_Dataset records:_
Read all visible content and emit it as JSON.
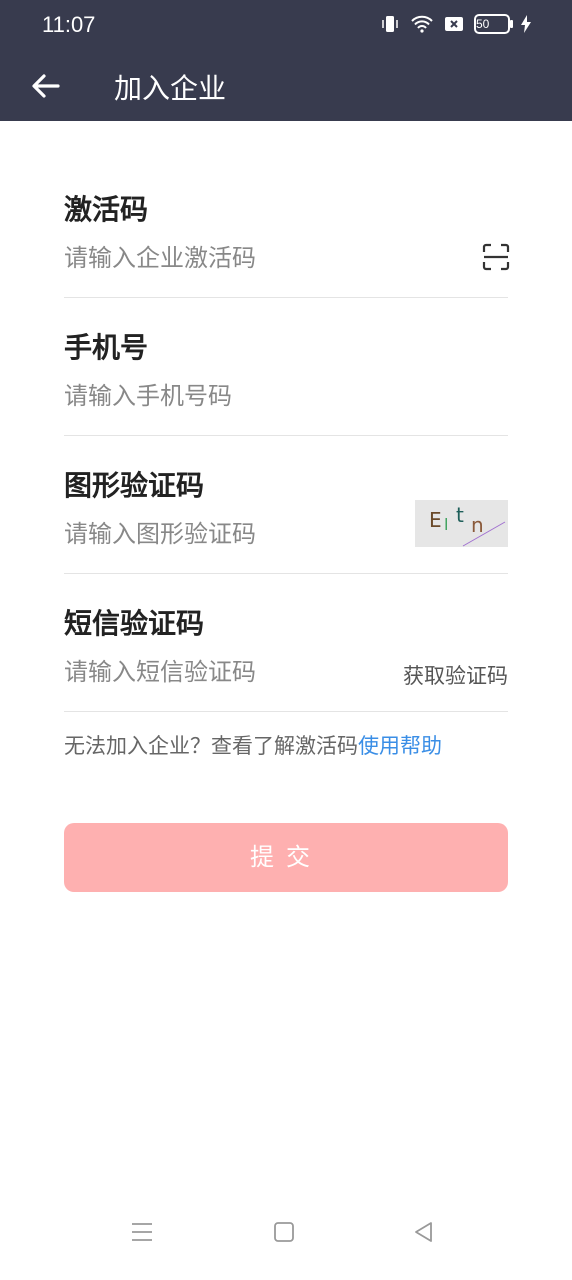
{
  "status": {
    "time": "11:07",
    "battery": "50"
  },
  "header": {
    "title": "加入企业"
  },
  "fields": [
    {
      "label": "激活码",
      "placeholder": "请输入企业激活码"
    },
    {
      "label": "手机号",
      "placeholder": "请输入手机号码"
    },
    {
      "label": "图形验证码",
      "placeholder": "请输入图形验证码"
    },
    {
      "label": "短信验证码",
      "placeholder": "请输入短信验证码"
    }
  ],
  "captcha": {
    "text": "Eltn"
  },
  "sms": {
    "get_code_label": "获取验证码"
  },
  "help": {
    "text": "无法加入企业？查看了解激活码",
    "link": "使用帮助"
  },
  "submit": {
    "label": "提交"
  },
  "colors": {
    "header": "#383b4e",
    "submit": "#feb0b0",
    "link": "#3a8ee6"
  }
}
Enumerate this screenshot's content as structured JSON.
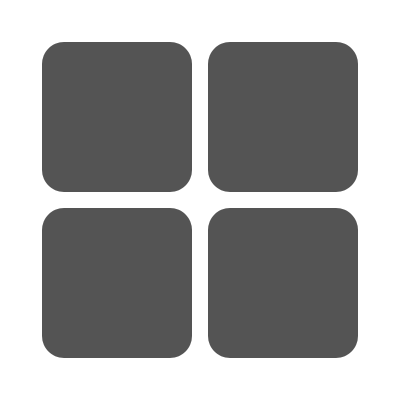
{
  "icon": {
    "name": "grid-icon",
    "color": "#545454",
    "background": "#ffffff",
    "tiles": [
      {
        "name": "grid-tile-top-left"
      },
      {
        "name": "grid-tile-top-right"
      },
      {
        "name": "grid-tile-bottom-left"
      },
      {
        "name": "grid-tile-bottom-right"
      }
    ]
  }
}
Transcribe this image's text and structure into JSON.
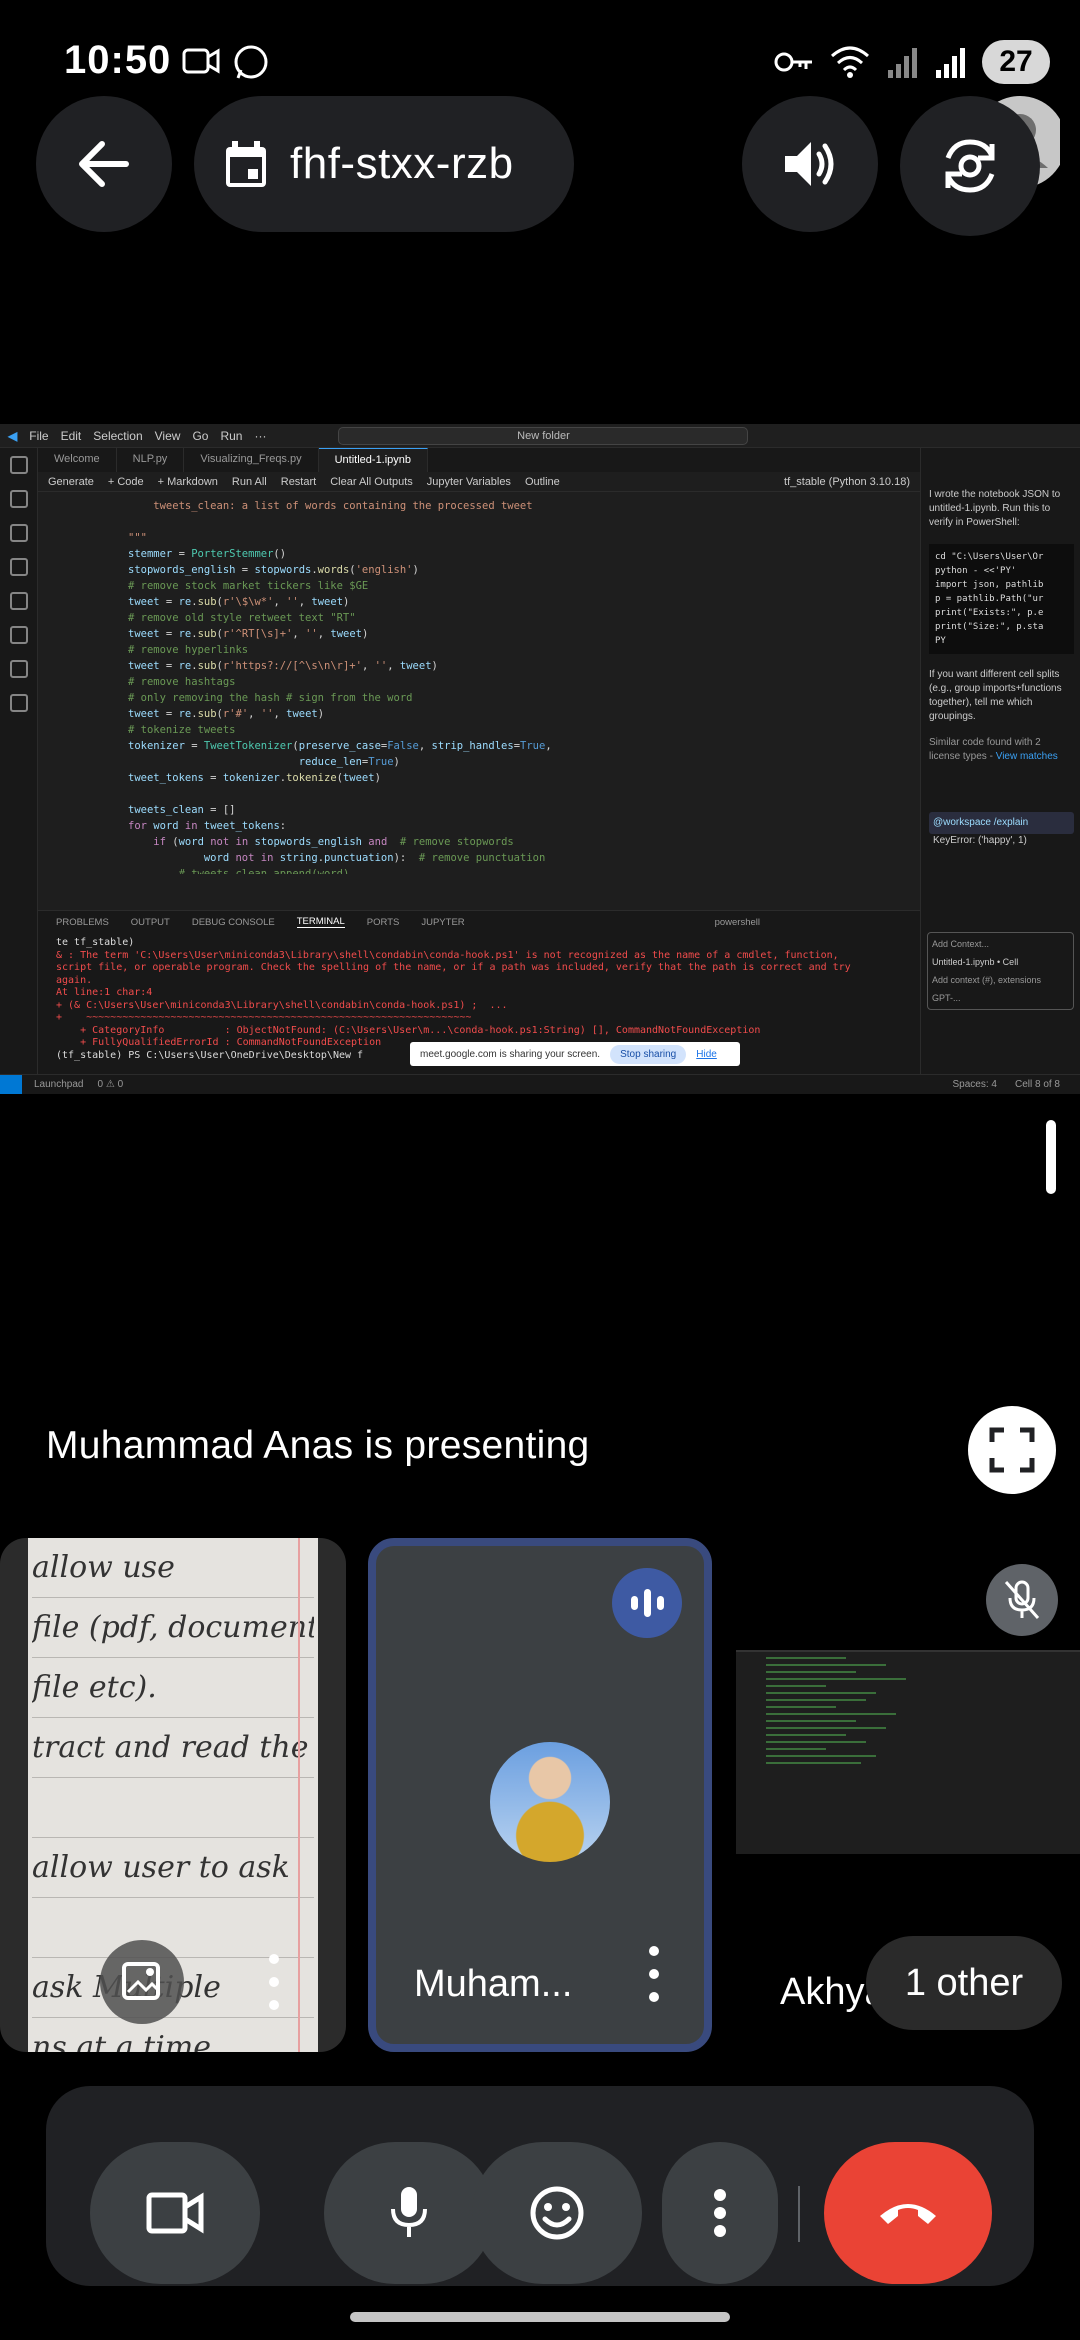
{
  "status_bar": {
    "time": "10:50",
    "battery": "27"
  },
  "meeting": {
    "code": "fhf-stxx-rzb",
    "presenting_label": "Muhammad Anas is presenting"
  },
  "vscode": {
    "menu": [
      "File",
      "Edit",
      "Selection",
      "View",
      "Go",
      "Run",
      "···"
    ],
    "search_placeholder": "New folder",
    "tabs": [
      "Welcome",
      "NLP.py",
      "Visualizing_Freqs.py",
      "Untitled-1.ipynb"
    ],
    "toolbar": [
      "Generate",
      "+ Code",
      "+ Markdown",
      "Run All",
      "Restart",
      "Clear All Outputs",
      "Jupyter Variables",
      "Outline"
    ],
    "kernel": "tf_stable (Python 3.10.18)",
    "terminal_tabs": [
      "PROBLEMS",
      "OUTPUT",
      "DEBUG CONSOLE",
      "TERMINAL",
      "PORTS",
      "JUPYTER"
    ],
    "terminal_shell": "powershell",
    "share_text": "meet.google.com is sharing your screen.",
    "share_stop": "Stop sharing",
    "share_hide": "Hide",
    "status_left": "Launchpad",
    "status_counts": "0 ⚠ 0",
    "status_spaces": "Spaces: 4",
    "status_cell": "Cell 8 of 8",
    "chat_text_1": "I wrote the notebook JSON to untitled-1.ipynb. Run this to verify in PowerShell:",
    "chat_text_2": "If you want different cell splits (e.g., group imports+functions together), tell me which groupings.",
    "chat_text_3": "Similar code found with 2 license types -",
    "chat_link": "View matches",
    "chat_ref": "@workspace /explain",
    "chat_ref_2": "KeyError: ('happy', 1)",
    "chat_add_context": "Add Context...",
    "chat_file": "Untitled-1.ipynb • Cell",
    "chat_input_placeholder": "Add context (#), extensions",
    "chat_model": "GPT-..."
  },
  "tiles": [
    {
      "name": "",
      "type": "notebook"
    },
    {
      "name": "Muham...",
      "type": "avatar",
      "speaking": true
    },
    {
      "name": "Akhya",
      "type": "screen",
      "muted": true
    }
  ],
  "other_pill": "1 other",
  "icons": [
    "back-arrow-icon",
    "calendar-icon",
    "speaker-icon",
    "camera-switch-icon",
    "fullscreen-icon",
    "camera-icon",
    "mic-icon",
    "emoji-icon",
    "more-icon",
    "end-call-icon"
  ]
}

_Short exercise:_ Locate the lines above that hold the word "content". Show every one of them.

_Completed task:_
Read all visible content and emit it as JSON.
Enumerate this screenshot's content as structured JSON.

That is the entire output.